Registros fornecidos:
..............................
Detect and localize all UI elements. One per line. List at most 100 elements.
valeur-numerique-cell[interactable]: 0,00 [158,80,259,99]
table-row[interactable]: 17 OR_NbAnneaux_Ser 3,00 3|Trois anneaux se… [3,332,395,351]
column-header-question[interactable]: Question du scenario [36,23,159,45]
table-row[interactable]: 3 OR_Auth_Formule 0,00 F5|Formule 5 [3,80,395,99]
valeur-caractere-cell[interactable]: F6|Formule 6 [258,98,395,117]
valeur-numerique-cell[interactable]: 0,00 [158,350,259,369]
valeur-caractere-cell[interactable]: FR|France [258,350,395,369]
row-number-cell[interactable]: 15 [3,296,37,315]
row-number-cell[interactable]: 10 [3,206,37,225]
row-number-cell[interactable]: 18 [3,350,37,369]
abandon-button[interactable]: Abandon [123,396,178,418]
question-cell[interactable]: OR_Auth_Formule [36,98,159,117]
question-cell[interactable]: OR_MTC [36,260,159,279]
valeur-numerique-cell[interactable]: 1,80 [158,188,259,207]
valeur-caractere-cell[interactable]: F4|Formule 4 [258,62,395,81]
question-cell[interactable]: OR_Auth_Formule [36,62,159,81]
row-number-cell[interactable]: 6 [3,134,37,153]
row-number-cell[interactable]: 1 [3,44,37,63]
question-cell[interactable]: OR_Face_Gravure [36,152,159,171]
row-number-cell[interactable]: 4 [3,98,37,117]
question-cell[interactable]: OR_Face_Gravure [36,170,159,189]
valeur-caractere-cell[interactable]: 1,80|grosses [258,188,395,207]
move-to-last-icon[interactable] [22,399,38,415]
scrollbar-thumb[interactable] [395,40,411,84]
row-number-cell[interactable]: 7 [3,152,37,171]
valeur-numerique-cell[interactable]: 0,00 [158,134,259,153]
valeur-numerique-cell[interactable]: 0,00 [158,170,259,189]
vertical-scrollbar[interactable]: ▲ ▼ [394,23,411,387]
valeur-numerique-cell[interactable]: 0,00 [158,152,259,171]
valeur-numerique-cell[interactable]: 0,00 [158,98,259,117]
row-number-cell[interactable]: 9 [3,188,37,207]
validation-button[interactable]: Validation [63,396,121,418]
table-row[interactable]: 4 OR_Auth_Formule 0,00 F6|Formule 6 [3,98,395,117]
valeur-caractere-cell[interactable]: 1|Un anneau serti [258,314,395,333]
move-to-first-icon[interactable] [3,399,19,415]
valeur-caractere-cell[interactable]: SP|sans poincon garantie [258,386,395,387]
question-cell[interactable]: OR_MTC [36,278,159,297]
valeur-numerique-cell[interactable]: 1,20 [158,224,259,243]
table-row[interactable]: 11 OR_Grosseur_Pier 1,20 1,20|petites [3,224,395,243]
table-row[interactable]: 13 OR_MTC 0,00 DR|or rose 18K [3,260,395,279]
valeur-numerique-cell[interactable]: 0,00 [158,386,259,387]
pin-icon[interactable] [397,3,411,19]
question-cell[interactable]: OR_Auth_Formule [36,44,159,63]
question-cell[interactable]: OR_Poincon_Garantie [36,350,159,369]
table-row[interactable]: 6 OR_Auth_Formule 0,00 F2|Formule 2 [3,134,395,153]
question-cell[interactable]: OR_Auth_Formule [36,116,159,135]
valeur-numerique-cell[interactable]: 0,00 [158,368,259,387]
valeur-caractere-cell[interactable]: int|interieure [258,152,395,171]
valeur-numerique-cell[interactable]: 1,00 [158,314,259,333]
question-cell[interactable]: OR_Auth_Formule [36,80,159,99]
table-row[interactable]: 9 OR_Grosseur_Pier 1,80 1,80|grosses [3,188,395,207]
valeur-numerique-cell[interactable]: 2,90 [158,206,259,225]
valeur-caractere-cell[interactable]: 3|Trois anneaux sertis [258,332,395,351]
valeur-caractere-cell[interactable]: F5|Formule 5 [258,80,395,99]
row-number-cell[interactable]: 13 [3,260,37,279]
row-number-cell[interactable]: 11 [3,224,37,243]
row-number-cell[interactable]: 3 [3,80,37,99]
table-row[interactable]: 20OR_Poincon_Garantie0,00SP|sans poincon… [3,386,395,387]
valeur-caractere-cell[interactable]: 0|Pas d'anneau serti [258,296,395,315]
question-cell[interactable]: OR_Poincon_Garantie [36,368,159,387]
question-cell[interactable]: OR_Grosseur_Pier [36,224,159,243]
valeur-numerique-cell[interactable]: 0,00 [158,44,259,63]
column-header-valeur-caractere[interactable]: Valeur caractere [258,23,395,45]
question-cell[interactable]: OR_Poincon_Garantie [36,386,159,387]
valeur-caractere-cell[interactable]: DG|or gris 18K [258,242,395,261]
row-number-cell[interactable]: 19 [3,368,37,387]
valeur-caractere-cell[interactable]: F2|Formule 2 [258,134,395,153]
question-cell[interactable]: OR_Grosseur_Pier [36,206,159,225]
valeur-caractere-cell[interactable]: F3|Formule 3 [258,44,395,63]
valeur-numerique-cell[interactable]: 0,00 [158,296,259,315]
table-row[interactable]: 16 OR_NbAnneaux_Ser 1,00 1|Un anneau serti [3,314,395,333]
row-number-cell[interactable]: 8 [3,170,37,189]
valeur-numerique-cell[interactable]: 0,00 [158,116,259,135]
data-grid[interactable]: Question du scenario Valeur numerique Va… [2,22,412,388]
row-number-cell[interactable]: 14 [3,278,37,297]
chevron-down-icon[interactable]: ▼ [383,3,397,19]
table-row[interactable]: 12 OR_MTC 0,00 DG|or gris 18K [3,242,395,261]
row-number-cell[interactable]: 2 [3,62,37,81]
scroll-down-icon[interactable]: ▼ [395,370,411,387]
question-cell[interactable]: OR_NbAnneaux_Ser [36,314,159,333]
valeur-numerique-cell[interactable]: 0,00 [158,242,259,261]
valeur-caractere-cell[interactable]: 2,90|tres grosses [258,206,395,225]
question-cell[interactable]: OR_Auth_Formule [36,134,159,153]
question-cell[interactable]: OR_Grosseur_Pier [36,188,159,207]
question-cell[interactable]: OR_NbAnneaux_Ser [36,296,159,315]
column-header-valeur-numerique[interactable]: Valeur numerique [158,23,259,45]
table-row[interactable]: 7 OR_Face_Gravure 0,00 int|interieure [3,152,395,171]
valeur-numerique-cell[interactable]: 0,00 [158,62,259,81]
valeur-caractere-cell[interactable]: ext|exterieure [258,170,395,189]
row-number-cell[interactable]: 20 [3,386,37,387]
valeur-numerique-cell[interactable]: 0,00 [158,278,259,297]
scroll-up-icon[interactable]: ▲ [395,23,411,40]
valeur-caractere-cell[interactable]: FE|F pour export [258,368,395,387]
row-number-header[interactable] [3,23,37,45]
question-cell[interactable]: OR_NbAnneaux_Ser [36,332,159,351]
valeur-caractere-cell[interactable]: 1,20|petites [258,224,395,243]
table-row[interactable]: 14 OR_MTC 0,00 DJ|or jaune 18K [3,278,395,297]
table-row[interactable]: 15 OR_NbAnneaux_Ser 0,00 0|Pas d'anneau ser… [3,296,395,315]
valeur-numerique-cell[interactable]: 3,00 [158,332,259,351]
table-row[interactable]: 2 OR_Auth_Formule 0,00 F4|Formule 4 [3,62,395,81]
..............................
Instrução:
Coloque numa lista numerada as linhas que vão do início dos registros até a linha que contém "row-number-cell[interactable]: 15 [3,296,37,315]", incluindo as duas pontas e deixando de fora as linhas em branco.

Solução do exercício:
1. Detect and localize all UI elements. One per line. List at most 100 elements.
2. valeur-numerique-cell[interactable]: 0,00 [158,80,259,99]
3. table-row[interactable]: 17 OR_NbAnneaux_Ser 3,00 3|Trois anneaux se… [3,332,395,351]
4. column-header-question[interactable]: Question du scenario [36,23,159,45]
5. table-row[interactable]: 3 OR_Auth_Formule 0,00 F5|Formule 5 [3,80,395,99]
6. valeur-caractere-cell[interactable]: F6|Formule 6 [258,98,395,117]
7. valeur-numerique-cell[interactable]: 0,00 [158,350,259,369]
8. valeur-caractere-cell[interactable]: FR|France [258,350,395,369]
9. row-number-cell[interactable]: 15 [3,296,37,315]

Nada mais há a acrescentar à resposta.